──────── Extracted data ────────
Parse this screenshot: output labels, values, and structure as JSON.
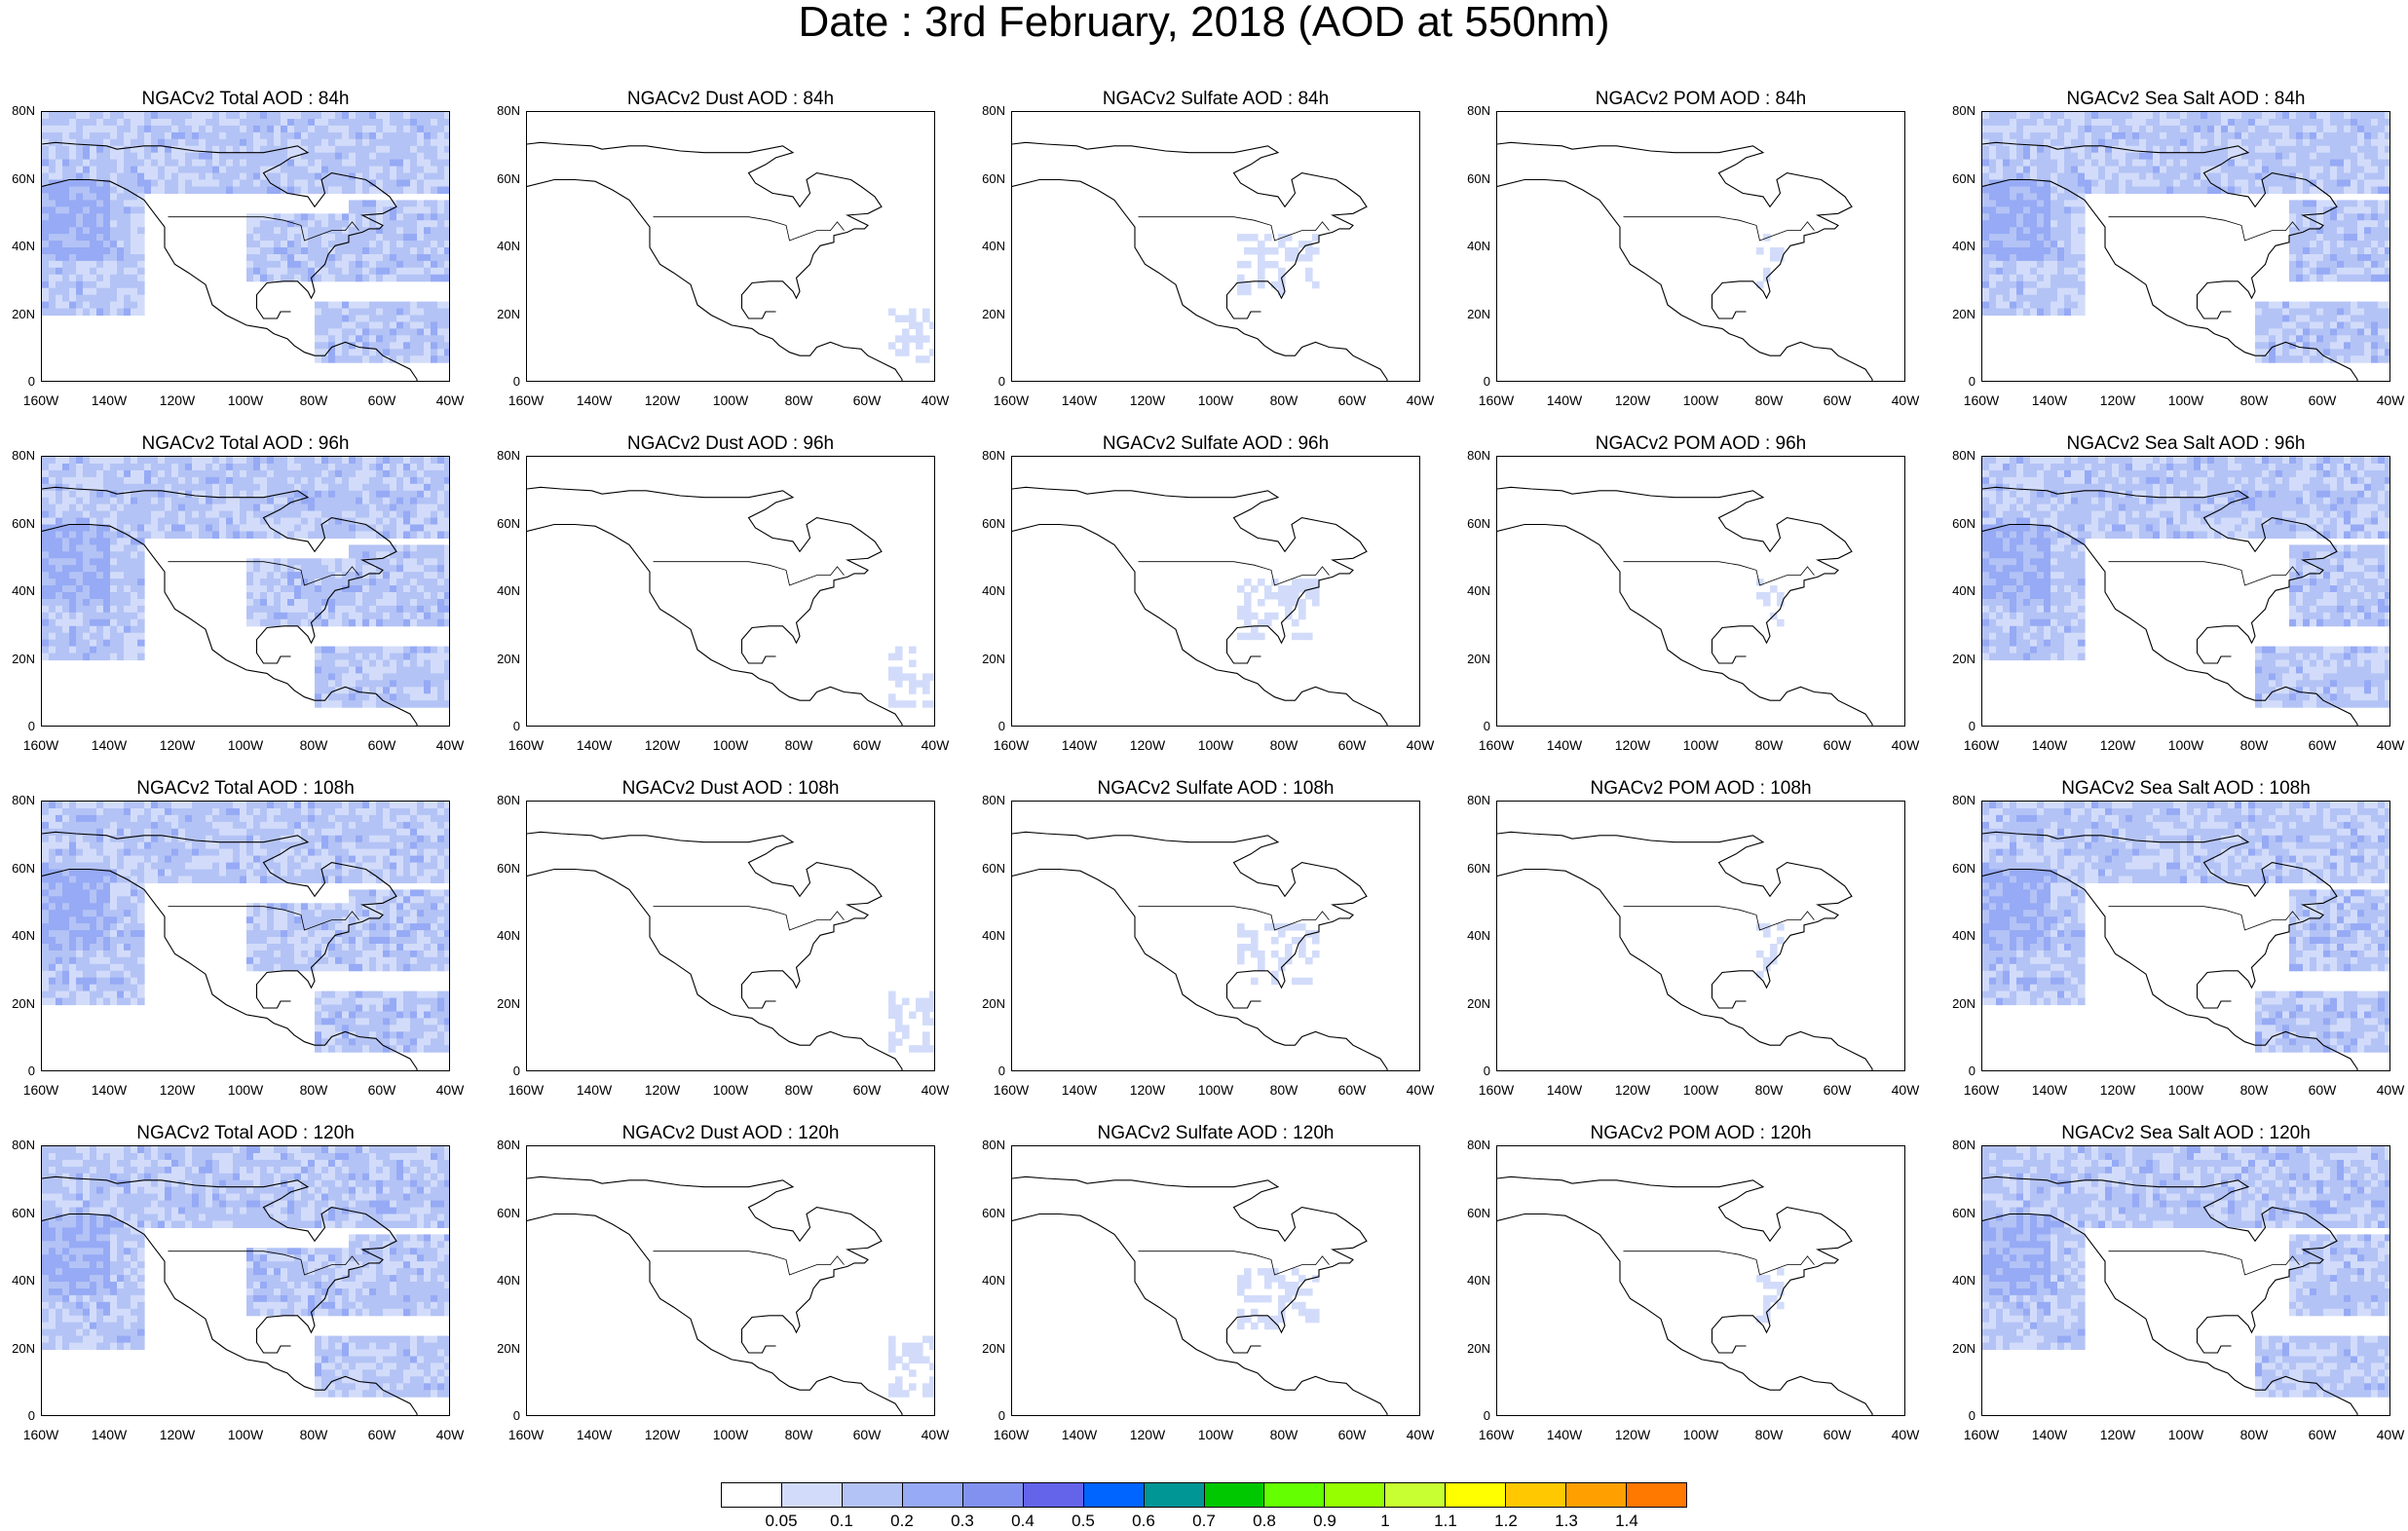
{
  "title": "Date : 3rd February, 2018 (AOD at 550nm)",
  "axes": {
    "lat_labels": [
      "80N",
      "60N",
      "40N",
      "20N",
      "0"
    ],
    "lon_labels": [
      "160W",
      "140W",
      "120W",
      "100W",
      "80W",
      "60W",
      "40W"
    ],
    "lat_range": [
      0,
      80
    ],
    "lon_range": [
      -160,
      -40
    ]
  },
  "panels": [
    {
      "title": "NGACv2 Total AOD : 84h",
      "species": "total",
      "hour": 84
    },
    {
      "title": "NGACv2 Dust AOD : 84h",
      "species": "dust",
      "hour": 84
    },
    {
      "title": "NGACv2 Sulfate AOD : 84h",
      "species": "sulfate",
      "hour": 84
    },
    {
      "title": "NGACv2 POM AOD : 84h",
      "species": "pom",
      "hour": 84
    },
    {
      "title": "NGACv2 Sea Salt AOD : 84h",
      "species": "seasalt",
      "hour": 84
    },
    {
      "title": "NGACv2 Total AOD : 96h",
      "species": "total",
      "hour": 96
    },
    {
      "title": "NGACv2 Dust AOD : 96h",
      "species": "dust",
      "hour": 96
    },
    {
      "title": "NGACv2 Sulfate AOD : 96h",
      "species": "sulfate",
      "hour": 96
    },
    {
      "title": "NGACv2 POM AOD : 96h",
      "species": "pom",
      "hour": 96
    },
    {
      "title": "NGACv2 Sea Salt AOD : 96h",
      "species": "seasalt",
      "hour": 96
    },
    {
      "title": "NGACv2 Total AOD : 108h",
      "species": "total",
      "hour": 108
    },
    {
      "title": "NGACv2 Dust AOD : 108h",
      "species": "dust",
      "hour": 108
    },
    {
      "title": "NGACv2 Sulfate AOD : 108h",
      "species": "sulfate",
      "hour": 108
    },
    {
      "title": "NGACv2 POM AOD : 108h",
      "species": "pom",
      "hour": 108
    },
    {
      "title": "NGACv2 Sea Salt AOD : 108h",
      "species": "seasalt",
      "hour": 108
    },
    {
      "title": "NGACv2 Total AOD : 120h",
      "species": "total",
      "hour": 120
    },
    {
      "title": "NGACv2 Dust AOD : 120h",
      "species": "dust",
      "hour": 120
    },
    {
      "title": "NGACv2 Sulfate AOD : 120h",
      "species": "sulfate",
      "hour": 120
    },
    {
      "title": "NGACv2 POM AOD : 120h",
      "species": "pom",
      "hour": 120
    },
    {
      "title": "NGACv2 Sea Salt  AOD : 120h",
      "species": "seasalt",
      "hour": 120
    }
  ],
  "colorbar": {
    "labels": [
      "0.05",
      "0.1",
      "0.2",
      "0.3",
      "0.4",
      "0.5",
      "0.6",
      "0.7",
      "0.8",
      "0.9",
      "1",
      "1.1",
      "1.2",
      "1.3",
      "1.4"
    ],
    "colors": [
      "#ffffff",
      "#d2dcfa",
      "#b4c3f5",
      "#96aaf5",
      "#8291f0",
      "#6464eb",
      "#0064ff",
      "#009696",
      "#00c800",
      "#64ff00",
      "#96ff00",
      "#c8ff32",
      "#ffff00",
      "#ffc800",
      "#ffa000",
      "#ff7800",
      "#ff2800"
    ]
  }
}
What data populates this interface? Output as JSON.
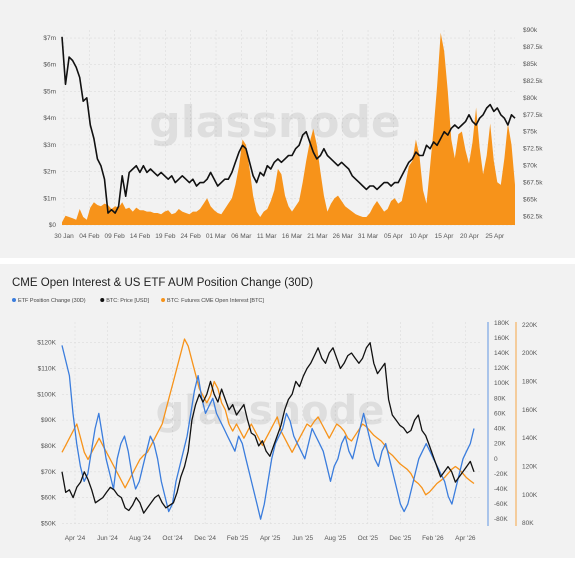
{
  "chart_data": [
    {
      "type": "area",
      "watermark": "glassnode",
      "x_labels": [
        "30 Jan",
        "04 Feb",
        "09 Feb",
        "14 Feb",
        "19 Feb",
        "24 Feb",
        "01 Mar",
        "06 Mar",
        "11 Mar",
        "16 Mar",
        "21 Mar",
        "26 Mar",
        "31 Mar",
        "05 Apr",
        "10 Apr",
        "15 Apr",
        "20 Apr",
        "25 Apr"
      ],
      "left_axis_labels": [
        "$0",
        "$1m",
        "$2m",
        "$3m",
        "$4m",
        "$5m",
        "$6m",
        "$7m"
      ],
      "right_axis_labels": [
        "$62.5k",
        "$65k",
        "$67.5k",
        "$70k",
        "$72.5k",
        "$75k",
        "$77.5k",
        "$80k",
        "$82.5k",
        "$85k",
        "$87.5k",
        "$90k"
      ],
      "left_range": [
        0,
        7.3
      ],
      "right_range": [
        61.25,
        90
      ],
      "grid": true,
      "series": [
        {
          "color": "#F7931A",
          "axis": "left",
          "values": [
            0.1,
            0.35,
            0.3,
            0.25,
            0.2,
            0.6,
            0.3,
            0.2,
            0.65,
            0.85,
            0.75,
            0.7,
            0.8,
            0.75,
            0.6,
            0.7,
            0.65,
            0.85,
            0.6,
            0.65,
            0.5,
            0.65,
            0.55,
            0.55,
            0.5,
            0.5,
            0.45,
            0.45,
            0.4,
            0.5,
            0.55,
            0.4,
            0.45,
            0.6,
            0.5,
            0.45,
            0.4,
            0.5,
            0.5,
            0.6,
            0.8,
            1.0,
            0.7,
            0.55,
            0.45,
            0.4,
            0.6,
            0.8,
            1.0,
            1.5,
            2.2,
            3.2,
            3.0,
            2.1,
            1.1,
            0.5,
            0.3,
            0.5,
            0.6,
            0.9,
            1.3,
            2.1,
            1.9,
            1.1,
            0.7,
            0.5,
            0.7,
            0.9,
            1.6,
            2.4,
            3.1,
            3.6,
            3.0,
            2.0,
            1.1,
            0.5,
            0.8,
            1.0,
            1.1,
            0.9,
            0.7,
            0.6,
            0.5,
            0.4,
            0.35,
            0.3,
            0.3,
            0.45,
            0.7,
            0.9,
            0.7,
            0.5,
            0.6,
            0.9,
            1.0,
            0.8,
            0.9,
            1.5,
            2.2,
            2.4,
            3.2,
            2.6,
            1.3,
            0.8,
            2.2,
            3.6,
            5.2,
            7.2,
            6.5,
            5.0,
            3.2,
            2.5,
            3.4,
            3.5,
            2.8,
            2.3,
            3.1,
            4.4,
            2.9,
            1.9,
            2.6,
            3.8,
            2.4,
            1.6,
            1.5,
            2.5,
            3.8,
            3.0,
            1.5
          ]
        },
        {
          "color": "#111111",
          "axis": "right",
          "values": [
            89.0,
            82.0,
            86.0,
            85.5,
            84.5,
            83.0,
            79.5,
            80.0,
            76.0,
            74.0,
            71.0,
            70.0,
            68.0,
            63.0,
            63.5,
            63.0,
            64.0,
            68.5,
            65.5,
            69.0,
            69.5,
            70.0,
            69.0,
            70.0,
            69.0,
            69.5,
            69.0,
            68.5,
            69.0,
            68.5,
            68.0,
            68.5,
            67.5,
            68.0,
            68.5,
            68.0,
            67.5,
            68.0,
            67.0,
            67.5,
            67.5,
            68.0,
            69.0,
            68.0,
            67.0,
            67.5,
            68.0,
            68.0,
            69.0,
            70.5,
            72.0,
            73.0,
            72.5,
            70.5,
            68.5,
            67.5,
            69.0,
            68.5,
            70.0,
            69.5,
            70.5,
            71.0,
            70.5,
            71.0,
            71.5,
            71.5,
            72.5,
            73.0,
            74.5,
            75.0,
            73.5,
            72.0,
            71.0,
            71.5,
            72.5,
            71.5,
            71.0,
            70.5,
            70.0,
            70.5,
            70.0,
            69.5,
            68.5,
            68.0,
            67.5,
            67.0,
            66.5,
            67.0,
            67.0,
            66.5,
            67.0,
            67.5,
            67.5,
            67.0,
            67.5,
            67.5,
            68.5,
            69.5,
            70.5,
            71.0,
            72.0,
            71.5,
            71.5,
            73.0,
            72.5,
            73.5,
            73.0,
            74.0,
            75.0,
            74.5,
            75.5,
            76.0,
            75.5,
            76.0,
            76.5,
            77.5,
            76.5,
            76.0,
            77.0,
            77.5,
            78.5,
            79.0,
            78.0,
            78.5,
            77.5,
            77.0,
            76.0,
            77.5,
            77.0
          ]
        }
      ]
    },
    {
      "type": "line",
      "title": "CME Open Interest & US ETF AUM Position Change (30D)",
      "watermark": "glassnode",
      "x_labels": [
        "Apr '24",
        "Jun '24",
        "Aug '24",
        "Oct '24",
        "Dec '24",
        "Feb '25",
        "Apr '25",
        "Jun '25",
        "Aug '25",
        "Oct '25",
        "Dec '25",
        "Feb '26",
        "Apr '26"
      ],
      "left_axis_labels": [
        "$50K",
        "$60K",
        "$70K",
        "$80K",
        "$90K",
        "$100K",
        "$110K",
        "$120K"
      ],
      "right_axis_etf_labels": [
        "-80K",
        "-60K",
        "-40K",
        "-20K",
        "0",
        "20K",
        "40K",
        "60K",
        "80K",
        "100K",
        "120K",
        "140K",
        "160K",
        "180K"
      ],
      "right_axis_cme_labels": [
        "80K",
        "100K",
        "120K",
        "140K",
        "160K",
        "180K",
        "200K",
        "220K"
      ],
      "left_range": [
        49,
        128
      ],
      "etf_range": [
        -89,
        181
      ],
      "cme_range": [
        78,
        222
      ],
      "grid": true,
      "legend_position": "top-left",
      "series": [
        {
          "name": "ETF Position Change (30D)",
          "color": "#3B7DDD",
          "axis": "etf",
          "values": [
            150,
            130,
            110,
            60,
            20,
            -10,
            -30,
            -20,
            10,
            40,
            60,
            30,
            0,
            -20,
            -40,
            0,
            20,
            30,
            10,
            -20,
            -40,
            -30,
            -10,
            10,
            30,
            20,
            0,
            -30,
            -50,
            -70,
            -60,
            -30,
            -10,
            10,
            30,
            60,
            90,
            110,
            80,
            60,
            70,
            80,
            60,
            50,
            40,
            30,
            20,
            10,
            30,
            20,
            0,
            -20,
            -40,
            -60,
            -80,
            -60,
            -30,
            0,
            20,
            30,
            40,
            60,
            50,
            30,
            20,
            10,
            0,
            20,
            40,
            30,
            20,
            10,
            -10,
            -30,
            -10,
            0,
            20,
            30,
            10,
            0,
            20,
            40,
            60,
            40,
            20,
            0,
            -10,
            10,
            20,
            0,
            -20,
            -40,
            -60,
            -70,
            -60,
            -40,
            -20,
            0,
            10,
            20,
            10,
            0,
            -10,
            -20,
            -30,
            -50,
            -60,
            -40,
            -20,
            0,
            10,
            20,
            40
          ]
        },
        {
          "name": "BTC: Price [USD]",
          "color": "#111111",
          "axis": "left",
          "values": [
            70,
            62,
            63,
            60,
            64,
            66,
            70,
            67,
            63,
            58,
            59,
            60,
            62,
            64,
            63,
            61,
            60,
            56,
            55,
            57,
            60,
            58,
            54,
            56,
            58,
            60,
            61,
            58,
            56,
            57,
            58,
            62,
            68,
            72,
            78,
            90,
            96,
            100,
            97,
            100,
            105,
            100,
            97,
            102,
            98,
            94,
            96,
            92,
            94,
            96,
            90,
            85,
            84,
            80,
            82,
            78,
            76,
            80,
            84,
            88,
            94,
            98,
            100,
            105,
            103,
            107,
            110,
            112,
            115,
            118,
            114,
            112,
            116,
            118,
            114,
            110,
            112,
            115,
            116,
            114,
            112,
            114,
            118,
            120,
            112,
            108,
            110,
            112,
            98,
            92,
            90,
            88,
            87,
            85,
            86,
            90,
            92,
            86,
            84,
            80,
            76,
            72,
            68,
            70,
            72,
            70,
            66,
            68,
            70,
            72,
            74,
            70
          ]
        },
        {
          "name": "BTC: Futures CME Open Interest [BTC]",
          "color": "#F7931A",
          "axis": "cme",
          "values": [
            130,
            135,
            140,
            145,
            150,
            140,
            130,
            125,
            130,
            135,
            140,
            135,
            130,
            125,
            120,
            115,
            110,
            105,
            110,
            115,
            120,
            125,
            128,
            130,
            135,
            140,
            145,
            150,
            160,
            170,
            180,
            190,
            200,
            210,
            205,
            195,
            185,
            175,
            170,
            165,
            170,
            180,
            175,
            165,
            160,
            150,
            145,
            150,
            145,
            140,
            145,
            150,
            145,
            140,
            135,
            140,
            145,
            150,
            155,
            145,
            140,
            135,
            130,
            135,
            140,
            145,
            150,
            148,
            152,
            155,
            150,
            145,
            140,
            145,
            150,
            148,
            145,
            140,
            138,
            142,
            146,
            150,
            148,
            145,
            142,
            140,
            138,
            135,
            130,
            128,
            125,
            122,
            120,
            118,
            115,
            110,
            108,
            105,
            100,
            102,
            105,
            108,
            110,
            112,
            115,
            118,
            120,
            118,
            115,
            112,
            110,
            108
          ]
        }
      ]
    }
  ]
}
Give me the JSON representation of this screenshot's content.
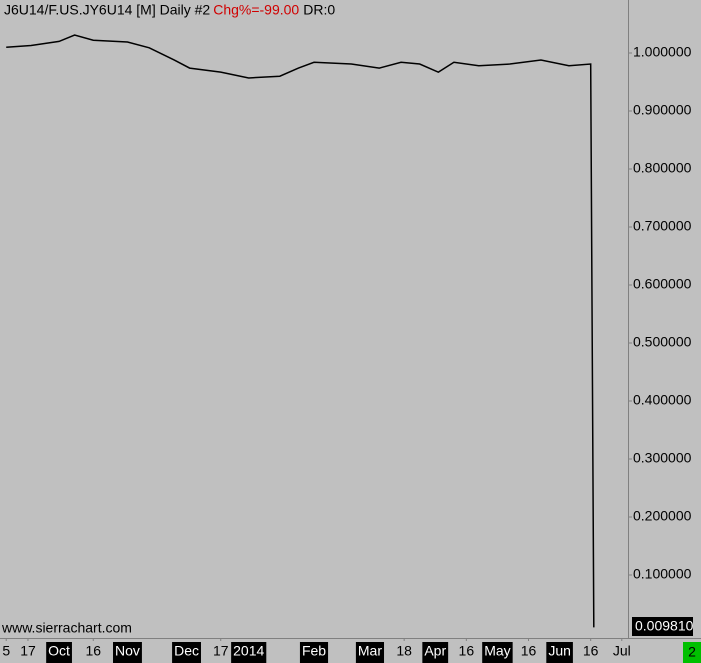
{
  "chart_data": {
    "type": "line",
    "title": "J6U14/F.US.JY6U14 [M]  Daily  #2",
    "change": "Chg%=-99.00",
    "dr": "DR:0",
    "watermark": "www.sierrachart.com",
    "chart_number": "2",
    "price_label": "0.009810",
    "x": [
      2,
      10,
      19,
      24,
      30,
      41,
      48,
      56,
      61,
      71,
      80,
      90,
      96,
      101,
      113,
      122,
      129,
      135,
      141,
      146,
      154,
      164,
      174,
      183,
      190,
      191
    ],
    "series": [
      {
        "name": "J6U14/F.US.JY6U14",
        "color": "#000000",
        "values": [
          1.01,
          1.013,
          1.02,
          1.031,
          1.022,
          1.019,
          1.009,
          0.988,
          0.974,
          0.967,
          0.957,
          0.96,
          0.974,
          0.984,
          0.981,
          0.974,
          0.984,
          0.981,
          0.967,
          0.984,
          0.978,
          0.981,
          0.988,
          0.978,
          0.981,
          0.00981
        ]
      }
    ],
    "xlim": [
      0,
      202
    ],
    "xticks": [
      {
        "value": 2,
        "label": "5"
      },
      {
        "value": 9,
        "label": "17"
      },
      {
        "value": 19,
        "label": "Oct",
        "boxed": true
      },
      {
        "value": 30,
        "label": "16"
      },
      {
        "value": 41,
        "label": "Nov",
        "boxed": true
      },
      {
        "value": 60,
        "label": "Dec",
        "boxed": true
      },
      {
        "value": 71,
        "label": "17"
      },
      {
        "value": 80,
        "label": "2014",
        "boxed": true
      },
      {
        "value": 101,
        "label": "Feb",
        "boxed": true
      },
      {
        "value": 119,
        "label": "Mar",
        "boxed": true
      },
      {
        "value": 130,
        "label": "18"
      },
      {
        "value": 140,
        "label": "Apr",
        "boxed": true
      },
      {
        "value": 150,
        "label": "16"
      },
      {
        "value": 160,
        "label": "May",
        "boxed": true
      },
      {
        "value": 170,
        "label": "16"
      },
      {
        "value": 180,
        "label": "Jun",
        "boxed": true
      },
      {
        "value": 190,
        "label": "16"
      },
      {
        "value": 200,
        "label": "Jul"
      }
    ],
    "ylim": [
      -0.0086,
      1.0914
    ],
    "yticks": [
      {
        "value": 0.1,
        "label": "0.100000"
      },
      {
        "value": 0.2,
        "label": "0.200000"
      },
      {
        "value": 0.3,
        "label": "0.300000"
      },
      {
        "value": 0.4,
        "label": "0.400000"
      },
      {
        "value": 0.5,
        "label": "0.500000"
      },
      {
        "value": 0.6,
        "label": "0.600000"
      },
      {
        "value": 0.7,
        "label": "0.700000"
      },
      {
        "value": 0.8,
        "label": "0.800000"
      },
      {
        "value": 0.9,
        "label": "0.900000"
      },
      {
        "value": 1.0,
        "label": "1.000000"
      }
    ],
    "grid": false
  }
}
────────
## Goal
Collect the lines that hold "name".

## Output for this exercise
          "name": "ETF Position Change (30D)",
          "name": "BTC: Price [USD]",
          "name": "BTC: Futures CME Open Interest [BTC]",
        "name": "J6U14/F.US.JY6U14",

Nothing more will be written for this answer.